■ WHAT IS BEING ASKED: Output every line below exactly.

■ DATA TO USE:
______
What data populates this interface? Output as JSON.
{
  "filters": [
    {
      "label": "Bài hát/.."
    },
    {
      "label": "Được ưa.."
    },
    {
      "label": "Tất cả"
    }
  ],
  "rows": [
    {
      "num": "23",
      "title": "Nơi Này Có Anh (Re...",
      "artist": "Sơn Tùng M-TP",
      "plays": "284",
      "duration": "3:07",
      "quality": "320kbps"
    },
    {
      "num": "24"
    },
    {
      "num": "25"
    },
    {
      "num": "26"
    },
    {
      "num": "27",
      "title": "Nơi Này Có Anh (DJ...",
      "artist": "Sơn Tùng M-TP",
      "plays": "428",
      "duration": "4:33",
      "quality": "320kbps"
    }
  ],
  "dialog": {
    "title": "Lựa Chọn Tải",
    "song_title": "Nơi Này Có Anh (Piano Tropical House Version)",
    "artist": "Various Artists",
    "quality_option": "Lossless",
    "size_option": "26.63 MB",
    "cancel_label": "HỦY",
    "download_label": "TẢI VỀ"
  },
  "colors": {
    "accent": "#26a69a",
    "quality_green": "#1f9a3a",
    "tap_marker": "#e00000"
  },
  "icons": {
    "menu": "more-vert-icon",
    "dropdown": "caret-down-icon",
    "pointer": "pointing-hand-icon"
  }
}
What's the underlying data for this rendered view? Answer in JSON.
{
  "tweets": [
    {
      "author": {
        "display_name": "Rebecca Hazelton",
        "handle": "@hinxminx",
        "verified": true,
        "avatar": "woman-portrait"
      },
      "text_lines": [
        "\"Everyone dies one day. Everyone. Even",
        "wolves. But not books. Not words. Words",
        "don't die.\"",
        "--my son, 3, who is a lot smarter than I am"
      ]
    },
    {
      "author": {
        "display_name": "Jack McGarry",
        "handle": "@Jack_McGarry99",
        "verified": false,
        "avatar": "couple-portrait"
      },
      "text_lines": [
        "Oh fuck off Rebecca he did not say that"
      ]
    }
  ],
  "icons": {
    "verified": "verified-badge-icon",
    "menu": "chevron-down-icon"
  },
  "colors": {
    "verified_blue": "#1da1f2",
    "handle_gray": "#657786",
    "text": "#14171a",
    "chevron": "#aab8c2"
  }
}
______
■ FULL OUTPUT:
What data populates this interface? Output as JSON.
{
  "filters": [
    {
      "label": "Bài hát/.."
    },
    {
      "label": "Được ưa.."
    },
    {
      "label": "Tất cả"
    }
  ],
  "rows": [
    {
      "num": "23",
      "title": "Nơi Này Có Anh (Re...",
      "artist": "Sơn Tùng M-TP",
      "plays": "284",
      "duration": "3:07",
      "quality": "320kbps"
    },
    {
      "num": "24"
    },
    {
      "num": "25"
    },
    {
      "num": "26"
    },
    {
      "num": "27",
      "title": "Nơi Này Có Anh (DJ...",
      "artist": "Sơn Tùng M-TP",
      "plays": "428",
      "duration": "4:33",
      "quality": "320kbps"
    }
  ],
  "dialog": {
    "title": "Lựa Chọn Tải",
    "song_title": "Nơi Này Có Anh (Piano Tropical House Version)",
    "artist": "Various Artists",
    "quality_option": "Lossless",
    "size_option": "26.63 MB",
    "cancel_label": "HỦY",
    "download_label": "TẢI VỀ"
  },
  "colors": {
    "accent": "#26a69a",
    "quality_green": "#1f9a3a",
    "tap_marker": "#e00000"
  },
  "icons": {
    "menu": "more-vert-icon",
    "dropdown": "caret-down-icon",
    "pointer": "pointing-hand-icon"
  }
}
What's the underlying data for this rendered view? Answer in JSON.
{
  "tweets": [
    {
      "author": {
        "display_name": "Rebecca Hazelton",
        "handle": "@hinxminx",
        "verified": true,
        "avatar": "woman-portrait"
      },
      "text_lines": [
        "\"Everyone dies one day. Everyone. Even",
        "wolves. But not books. Not words. Words",
        "don't die.\"",
        "--my son, 3, who is a lot smarter than I am"
      ]
    },
    {
      "author": {
        "display_name": "Jack McGarry",
        "handle": "@Jack_McGarry99",
        "verified": false,
        "avatar": "couple-portrait"
      },
      "text_lines": [
        "Oh fuck off Rebecca he did not say that"
      ]
    }
  ],
  "icons": {
    "verified": "verified-badge-icon",
    "menu": "chevron-down-icon"
  },
  "colors": {
    "verified_blue": "#1da1f2",
    "handle_gray": "#657786",
    "text": "#14171a",
    "chevron": "#aab8c2"
  }
}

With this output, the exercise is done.